__The exercise__: Spot every line with the word "Michał" and return it.

Items from a dataset:
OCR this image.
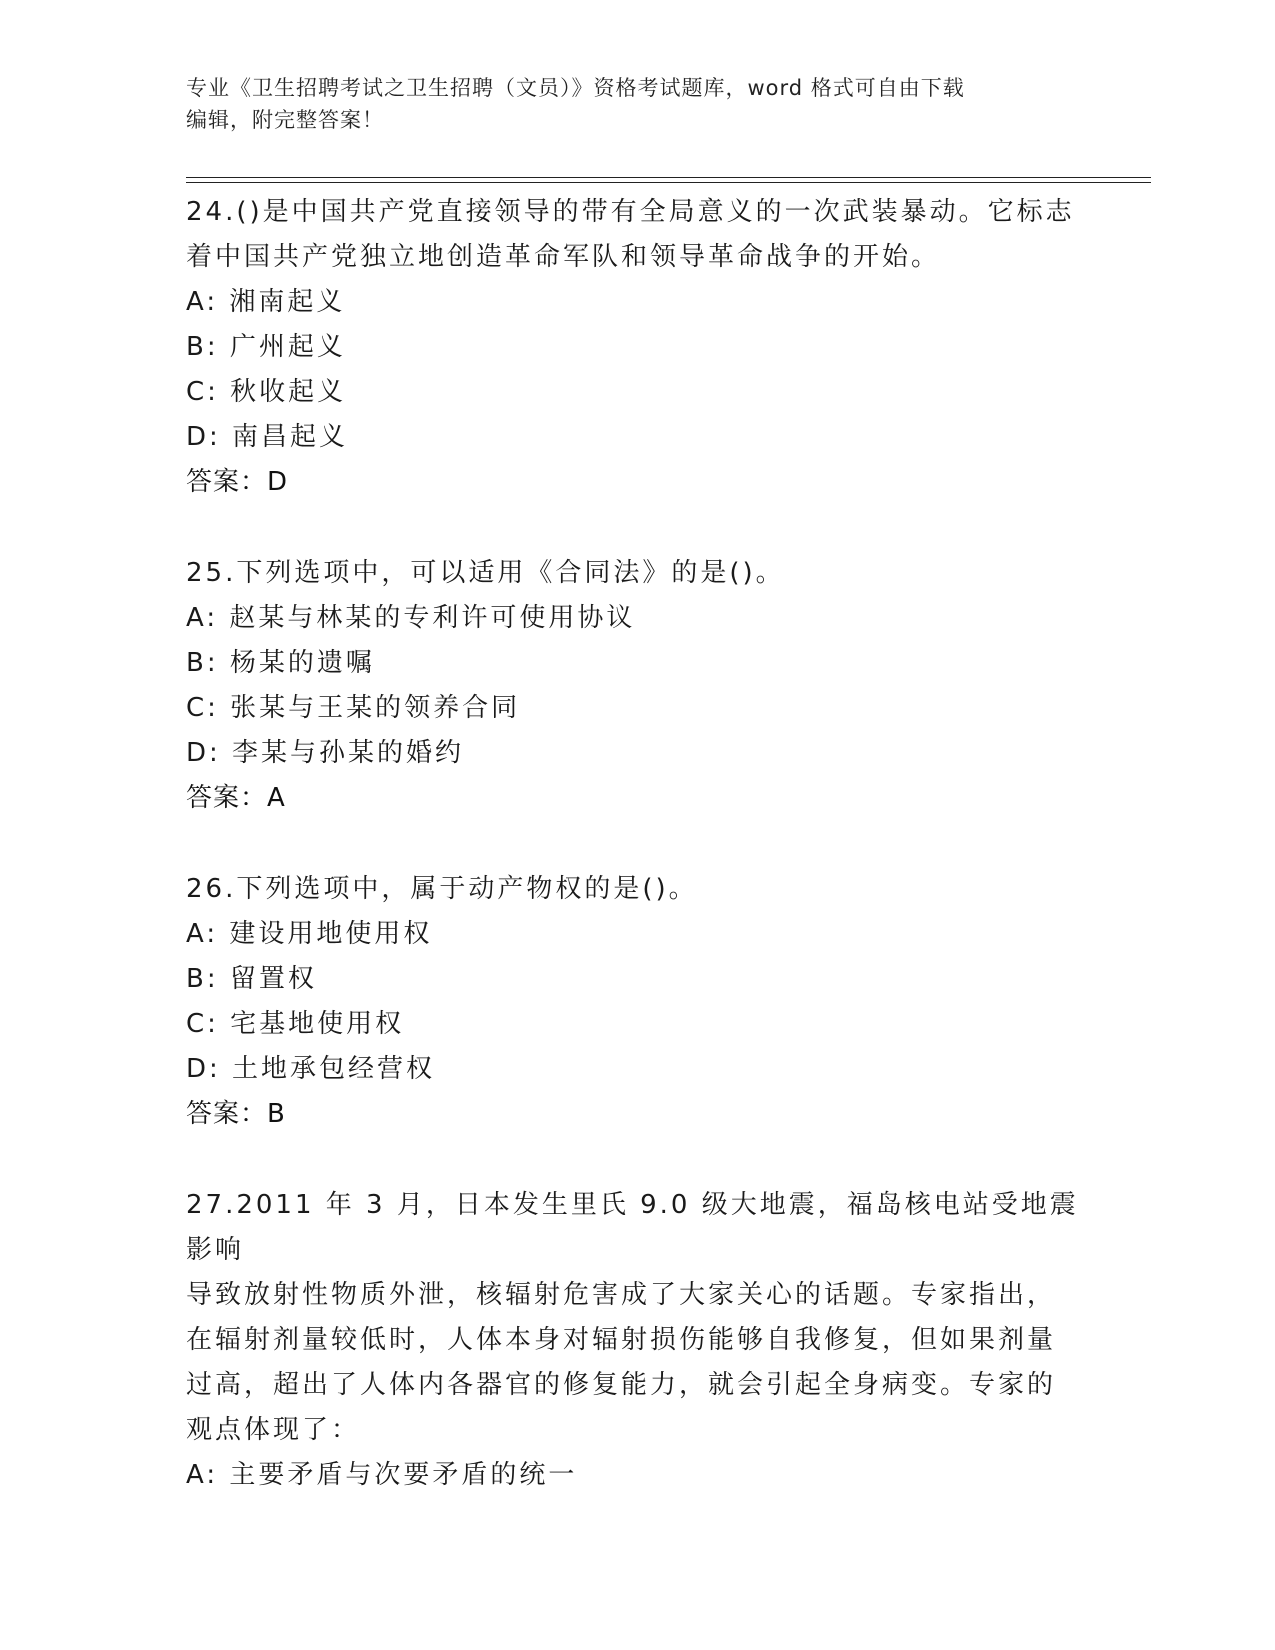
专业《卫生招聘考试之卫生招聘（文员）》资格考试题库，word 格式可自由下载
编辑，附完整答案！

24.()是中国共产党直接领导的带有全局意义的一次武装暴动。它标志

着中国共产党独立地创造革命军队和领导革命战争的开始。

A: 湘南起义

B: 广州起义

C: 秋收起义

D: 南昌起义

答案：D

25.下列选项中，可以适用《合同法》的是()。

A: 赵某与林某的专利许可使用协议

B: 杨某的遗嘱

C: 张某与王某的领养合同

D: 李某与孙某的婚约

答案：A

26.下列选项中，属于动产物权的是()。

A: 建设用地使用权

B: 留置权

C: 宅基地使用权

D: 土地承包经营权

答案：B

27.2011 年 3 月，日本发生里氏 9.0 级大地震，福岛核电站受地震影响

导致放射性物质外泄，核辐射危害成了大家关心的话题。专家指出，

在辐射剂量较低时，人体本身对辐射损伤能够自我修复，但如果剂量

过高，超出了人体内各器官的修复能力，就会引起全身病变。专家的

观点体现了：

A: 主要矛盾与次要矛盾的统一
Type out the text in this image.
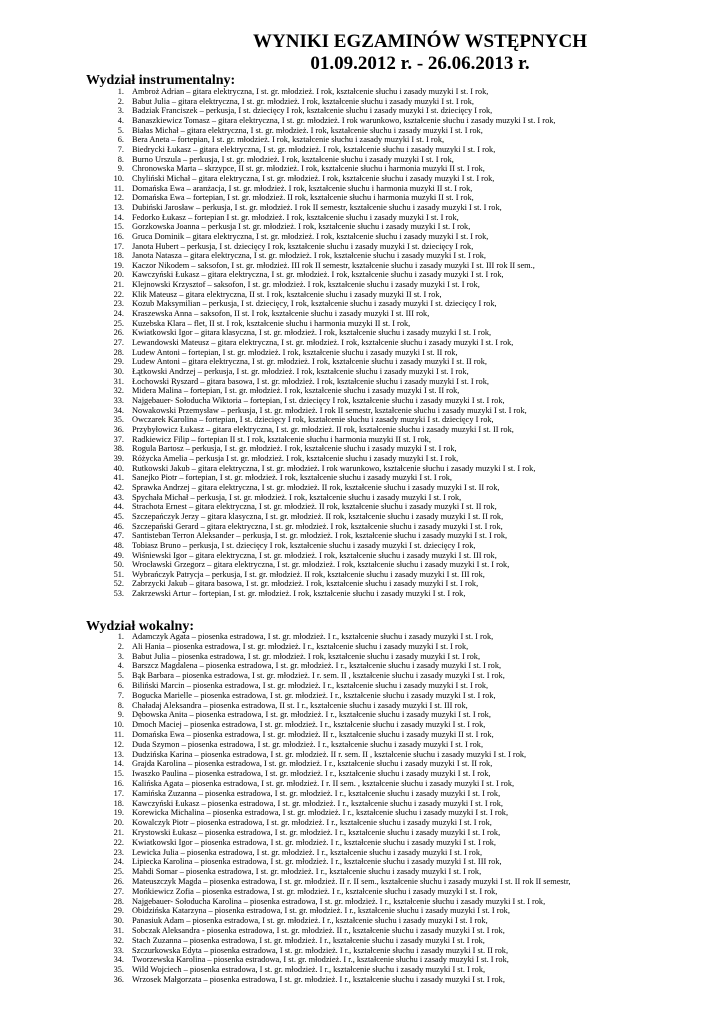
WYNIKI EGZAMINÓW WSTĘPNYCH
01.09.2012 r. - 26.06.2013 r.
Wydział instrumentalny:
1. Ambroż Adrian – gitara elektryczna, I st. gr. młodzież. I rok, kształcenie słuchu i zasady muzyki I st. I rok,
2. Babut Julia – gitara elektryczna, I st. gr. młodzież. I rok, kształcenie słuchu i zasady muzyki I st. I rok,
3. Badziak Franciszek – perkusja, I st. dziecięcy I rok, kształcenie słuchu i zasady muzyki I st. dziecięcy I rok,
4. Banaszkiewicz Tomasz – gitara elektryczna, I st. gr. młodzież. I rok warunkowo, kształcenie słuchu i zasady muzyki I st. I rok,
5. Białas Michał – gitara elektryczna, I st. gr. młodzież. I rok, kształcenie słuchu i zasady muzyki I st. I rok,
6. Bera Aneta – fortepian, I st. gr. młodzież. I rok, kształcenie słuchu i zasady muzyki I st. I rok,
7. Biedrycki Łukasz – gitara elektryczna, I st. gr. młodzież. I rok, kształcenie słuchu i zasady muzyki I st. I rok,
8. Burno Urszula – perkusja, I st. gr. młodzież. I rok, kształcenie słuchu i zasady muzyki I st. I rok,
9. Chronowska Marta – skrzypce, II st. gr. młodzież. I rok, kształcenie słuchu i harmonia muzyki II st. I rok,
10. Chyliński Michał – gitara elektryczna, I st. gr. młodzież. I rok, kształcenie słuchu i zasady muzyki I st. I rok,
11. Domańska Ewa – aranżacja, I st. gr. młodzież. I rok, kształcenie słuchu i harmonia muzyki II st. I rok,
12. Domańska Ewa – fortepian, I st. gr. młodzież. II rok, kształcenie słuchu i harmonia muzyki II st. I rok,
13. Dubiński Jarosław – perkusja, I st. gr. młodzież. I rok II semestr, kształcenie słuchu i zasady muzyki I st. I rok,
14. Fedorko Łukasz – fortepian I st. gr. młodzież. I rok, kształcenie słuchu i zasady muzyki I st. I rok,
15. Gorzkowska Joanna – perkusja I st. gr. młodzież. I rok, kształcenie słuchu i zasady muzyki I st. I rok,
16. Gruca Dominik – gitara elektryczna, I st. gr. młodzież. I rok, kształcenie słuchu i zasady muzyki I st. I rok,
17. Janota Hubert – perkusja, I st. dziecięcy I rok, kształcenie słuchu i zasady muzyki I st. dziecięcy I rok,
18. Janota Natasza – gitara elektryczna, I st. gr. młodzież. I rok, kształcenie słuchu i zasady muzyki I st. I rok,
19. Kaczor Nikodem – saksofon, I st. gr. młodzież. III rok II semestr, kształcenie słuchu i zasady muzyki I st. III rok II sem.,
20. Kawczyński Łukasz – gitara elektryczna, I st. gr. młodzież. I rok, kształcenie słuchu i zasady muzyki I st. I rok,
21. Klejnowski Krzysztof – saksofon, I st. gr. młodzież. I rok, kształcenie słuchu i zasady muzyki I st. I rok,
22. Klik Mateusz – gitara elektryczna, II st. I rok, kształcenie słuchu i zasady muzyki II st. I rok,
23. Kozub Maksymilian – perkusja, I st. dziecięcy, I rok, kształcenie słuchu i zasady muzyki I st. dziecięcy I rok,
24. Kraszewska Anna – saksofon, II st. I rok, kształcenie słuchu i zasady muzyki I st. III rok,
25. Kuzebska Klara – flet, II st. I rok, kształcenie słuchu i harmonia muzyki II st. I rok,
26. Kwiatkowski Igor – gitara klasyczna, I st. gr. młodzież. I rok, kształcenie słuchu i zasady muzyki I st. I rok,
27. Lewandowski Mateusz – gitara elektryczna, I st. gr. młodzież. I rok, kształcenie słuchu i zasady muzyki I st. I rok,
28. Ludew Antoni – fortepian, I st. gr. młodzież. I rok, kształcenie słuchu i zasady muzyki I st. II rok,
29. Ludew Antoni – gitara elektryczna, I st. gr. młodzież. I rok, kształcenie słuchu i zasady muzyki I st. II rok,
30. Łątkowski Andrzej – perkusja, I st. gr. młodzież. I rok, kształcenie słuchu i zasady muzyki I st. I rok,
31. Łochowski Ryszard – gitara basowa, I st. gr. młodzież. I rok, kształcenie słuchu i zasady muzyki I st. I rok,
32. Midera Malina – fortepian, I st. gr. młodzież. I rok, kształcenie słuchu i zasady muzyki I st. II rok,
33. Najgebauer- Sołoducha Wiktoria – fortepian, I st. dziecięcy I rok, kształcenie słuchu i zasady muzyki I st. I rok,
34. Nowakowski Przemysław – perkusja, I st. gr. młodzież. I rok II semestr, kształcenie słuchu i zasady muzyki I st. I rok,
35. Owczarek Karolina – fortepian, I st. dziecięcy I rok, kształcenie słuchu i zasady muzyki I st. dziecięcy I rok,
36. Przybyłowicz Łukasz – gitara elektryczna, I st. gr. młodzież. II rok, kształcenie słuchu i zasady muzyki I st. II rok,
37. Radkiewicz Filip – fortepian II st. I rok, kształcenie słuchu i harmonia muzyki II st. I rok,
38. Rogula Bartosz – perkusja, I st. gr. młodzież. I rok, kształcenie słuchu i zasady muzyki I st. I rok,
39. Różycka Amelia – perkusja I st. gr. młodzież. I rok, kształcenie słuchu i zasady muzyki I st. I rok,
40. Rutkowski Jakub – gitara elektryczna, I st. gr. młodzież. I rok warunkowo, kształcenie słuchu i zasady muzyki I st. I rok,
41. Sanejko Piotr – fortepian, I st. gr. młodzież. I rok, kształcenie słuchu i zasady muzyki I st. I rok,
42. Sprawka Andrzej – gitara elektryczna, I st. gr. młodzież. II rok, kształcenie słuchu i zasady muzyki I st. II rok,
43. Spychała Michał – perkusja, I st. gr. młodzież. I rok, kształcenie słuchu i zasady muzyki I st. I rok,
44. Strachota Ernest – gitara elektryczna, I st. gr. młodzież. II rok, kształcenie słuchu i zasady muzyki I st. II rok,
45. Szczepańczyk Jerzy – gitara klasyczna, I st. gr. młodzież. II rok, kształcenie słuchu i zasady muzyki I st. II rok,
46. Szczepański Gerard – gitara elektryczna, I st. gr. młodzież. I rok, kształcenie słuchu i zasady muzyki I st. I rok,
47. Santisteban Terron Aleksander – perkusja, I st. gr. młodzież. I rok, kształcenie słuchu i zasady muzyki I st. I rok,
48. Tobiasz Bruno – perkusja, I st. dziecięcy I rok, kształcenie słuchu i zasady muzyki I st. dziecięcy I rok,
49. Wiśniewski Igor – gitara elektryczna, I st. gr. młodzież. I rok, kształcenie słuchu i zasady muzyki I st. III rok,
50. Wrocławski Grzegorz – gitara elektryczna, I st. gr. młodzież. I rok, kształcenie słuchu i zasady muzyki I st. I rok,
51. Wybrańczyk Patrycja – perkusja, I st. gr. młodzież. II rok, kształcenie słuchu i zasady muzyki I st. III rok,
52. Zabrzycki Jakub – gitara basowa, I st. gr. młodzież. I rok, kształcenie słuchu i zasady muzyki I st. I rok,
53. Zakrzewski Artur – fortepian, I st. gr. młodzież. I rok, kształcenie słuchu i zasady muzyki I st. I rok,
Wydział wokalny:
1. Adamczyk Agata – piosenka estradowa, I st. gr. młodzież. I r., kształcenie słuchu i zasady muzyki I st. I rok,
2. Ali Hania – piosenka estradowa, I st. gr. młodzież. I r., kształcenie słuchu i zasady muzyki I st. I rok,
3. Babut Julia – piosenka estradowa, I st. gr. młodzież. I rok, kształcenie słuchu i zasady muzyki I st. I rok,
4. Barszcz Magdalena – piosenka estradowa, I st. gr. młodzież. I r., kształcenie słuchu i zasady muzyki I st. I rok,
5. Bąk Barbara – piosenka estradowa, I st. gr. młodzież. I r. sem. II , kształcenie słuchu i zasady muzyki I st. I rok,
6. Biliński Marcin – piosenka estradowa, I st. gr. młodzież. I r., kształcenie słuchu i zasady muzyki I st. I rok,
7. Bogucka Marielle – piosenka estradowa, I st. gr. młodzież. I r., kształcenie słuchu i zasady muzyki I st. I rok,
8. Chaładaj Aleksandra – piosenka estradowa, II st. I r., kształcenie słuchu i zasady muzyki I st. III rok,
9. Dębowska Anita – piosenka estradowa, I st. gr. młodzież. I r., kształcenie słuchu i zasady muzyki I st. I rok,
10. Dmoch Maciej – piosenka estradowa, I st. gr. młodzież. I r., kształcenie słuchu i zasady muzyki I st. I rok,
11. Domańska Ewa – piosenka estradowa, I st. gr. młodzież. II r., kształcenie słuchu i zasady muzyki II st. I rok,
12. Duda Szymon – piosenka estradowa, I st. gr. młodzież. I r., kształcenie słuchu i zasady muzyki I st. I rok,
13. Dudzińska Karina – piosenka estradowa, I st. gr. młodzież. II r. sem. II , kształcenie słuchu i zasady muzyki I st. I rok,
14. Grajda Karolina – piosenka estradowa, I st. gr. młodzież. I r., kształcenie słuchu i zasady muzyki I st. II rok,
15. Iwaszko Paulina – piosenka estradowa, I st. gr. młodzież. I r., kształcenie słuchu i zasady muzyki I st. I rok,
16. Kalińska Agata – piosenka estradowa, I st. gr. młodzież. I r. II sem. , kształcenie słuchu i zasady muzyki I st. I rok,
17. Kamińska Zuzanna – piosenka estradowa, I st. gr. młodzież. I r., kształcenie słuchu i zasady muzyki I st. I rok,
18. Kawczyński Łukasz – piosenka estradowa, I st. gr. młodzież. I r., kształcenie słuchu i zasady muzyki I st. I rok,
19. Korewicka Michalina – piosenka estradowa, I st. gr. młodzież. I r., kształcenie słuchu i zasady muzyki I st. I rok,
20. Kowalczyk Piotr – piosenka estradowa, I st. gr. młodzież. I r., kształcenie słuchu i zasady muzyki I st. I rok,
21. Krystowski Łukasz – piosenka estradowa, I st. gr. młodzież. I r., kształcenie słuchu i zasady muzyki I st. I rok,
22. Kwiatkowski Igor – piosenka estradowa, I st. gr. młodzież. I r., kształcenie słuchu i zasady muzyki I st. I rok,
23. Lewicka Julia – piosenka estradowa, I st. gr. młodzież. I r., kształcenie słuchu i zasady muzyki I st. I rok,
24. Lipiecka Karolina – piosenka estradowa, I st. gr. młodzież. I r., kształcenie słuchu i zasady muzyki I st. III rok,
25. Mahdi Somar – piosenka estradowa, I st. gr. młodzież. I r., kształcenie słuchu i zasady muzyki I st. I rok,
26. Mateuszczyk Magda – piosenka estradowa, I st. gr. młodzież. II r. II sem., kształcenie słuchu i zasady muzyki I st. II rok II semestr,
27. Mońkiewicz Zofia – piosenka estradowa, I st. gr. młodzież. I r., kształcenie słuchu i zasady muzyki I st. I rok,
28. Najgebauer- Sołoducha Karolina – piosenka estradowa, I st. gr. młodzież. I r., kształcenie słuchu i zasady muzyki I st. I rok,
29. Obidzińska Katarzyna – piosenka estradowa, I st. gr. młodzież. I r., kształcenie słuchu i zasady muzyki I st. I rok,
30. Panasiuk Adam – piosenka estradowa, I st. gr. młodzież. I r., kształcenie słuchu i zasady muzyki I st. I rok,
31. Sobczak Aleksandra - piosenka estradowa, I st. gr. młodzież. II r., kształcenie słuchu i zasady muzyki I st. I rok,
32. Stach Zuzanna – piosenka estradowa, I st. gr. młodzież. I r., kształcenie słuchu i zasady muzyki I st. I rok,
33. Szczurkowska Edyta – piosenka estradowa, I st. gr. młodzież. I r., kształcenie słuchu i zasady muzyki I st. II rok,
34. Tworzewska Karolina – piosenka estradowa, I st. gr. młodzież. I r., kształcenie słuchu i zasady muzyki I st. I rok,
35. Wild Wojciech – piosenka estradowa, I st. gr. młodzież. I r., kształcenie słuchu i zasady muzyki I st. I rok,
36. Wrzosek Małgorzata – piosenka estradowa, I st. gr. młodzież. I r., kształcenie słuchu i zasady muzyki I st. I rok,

__Exercise output__:
5. Białas Michał – gitara elektryczna, I st. gr. młodzież. I rok, kształcenie słuchu i zasady muzyki I st. I rok,
10. Chyliński Michał – gitara elektryczna, I st. gr. młodzież. I rok, kształcenie słuchu i zasady muzyki I st. I rok,
43. Spychała Michał – perkusja, I st. gr. młodzież. I rok, kształcenie słuchu i zasady muzyki I st. I rok,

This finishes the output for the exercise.